Data shown ▸
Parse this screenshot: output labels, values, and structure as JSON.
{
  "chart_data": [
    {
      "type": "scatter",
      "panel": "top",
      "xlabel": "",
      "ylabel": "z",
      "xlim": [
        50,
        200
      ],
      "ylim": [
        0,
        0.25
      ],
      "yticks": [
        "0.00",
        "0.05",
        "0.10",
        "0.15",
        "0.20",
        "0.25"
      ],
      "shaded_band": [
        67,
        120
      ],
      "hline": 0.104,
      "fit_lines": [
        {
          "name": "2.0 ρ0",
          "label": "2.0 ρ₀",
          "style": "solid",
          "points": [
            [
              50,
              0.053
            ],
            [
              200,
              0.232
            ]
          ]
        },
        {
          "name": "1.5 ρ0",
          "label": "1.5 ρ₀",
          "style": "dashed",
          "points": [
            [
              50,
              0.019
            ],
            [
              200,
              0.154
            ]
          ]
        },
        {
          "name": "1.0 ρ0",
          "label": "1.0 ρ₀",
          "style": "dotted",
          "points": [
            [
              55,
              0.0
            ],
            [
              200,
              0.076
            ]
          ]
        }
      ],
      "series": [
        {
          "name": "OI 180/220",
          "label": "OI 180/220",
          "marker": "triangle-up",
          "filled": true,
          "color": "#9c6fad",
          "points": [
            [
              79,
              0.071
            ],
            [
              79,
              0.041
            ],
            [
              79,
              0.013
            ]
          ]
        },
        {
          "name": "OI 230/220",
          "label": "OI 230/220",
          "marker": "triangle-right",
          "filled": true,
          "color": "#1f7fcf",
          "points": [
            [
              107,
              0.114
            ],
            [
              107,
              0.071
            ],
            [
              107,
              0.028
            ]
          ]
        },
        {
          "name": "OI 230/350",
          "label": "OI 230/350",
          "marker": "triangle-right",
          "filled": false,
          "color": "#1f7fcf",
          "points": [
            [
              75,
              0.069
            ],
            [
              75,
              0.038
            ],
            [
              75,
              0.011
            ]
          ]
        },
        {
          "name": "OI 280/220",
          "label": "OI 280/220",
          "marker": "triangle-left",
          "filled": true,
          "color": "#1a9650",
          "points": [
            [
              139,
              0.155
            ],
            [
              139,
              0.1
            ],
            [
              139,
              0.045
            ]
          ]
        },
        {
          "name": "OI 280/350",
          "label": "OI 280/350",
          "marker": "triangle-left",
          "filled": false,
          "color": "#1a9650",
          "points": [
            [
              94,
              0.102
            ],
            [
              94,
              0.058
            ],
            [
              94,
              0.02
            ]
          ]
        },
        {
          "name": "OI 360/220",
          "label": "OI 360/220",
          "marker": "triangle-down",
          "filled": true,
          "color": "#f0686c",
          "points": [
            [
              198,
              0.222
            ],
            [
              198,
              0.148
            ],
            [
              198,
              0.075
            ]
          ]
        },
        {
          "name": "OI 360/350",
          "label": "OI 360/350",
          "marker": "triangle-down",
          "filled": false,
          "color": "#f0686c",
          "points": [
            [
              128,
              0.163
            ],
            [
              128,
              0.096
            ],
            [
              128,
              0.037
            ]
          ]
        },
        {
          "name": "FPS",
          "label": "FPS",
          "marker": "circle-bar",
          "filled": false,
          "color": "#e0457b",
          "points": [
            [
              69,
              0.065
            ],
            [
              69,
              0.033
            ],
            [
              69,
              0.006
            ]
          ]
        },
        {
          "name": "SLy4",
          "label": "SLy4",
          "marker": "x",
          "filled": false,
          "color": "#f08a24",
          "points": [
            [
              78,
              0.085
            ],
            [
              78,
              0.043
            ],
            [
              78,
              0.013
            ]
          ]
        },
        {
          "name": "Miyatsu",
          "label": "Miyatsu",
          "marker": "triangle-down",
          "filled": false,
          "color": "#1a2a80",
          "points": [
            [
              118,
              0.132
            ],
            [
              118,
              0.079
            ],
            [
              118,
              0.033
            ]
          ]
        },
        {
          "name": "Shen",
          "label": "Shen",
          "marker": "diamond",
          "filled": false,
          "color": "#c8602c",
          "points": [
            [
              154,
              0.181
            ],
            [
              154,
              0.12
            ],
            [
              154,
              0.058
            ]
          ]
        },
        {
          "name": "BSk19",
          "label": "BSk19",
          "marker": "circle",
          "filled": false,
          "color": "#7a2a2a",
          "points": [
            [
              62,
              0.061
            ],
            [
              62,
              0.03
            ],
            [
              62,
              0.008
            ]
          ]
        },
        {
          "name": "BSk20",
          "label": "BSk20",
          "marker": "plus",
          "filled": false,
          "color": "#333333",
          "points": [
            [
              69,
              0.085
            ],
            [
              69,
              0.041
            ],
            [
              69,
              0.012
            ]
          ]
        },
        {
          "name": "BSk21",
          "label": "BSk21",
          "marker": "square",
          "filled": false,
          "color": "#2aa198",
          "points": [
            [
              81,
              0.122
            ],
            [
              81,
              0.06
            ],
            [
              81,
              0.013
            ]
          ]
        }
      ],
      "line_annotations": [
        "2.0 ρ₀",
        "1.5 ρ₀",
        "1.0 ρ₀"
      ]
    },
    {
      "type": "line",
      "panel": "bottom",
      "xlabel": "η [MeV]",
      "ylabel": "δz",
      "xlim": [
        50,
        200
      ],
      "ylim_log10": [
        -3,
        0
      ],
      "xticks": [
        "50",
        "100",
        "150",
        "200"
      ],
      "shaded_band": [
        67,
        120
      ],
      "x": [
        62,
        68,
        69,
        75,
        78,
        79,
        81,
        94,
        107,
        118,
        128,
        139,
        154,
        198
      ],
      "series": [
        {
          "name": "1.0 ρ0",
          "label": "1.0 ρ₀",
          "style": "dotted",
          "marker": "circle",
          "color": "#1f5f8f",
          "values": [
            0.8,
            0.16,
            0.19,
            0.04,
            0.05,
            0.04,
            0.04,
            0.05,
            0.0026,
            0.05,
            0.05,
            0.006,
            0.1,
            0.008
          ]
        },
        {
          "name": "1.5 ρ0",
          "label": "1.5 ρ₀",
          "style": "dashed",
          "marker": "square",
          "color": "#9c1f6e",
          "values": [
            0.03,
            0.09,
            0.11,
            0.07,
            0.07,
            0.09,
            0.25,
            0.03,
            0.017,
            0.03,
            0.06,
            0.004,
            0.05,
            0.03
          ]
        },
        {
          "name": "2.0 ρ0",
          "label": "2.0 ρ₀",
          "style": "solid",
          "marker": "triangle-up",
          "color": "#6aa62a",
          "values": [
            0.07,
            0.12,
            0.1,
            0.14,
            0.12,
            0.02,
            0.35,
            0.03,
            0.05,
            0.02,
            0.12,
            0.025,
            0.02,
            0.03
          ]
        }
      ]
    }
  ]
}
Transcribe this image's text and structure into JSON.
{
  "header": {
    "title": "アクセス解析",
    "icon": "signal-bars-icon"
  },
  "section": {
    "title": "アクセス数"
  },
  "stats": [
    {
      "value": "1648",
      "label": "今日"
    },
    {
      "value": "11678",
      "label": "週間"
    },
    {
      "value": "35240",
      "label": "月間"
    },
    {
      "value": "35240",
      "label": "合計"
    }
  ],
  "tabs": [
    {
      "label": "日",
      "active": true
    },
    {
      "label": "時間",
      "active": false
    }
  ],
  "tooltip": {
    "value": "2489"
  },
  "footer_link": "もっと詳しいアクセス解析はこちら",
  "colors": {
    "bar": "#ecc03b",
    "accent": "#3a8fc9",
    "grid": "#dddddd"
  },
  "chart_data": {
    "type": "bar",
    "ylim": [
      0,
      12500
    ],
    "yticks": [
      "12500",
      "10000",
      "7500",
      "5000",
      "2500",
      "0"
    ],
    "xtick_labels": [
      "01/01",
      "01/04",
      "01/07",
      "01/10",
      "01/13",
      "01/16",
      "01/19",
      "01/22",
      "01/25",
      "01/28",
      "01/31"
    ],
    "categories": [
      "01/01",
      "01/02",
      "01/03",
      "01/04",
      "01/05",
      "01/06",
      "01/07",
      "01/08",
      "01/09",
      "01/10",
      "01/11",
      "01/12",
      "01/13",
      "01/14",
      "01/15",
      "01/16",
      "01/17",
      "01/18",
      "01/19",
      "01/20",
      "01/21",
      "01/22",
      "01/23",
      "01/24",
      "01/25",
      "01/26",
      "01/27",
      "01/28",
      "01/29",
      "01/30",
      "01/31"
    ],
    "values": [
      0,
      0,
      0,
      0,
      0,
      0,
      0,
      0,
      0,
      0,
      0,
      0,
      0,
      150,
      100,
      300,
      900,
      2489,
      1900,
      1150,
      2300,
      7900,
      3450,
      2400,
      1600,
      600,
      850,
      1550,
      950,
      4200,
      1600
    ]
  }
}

What to produce ▸ Give the lines exactly as they stand, from the line with "Transcribe this image's" through the end of the material.

Exercise answer ▸
Transcribe this image's text and structure into JSON.
{
  "header": {
    "title": "アクセス解析",
    "icon": "signal-bars-icon"
  },
  "section": {
    "title": "アクセス数"
  },
  "stats": [
    {
      "value": "1648",
      "label": "今日"
    },
    {
      "value": "11678",
      "label": "週間"
    },
    {
      "value": "35240",
      "label": "月間"
    },
    {
      "value": "35240",
      "label": "合計"
    }
  ],
  "tabs": [
    {
      "label": "日",
      "active": true
    },
    {
      "label": "時間",
      "active": false
    }
  ],
  "tooltip": {
    "value": "2489"
  },
  "footer_link": "もっと詳しいアクセス解析はこちら",
  "colors": {
    "bar": "#ecc03b",
    "accent": "#3a8fc9",
    "grid": "#dddddd"
  },
  "chart_data": {
    "type": "bar",
    "ylim": [
      0,
      12500
    ],
    "yticks": [
      "12500",
      "10000",
      "7500",
      "5000",
      "2500",
      "0"
    ],
    "xtick_labels": [
      "01/01",
      "01/04",
      "01/07",
      "01/10",
      "01/13",
      "01/16",
      "01/19",
      "01/22",
      "01/25",
      "01/28",
      "01/31"
    ],
    "categories": [
      "01/01",
      "01/02",
      "01/03",
      "01/04",
      "01/05",
      "01/06",
      "01/07",
      "01/08",
      "01/09",
      "01/10",
      "01/11",
      "01/12",
      "01/13",
      "01/14",
      "01/15",
      "01/16",
      "01/17",
      "01/18",
      "01/19",
      "01/20",
      "01/21",
      "01/22",
      "01/23",
      "01/24",
      "01/25",
      "01/26",
      "01/27",
      "01/28",
      "01/29",
      "01/30",
      "01/31"
    ],
    "values": [
      0,
      0,
      0,
      0,
      0,
      0,
      0,
      0,
      0,
      0,
      0,
      0,
      0,
      150,
      100,
      300,
      900,
      2489,
      1900,
      1150,
      2300,
      7900,
      3450,
      2400,
      1600,
      600,
      850,
      1550,
      950,
      4200,
      1600
    ]
  }
}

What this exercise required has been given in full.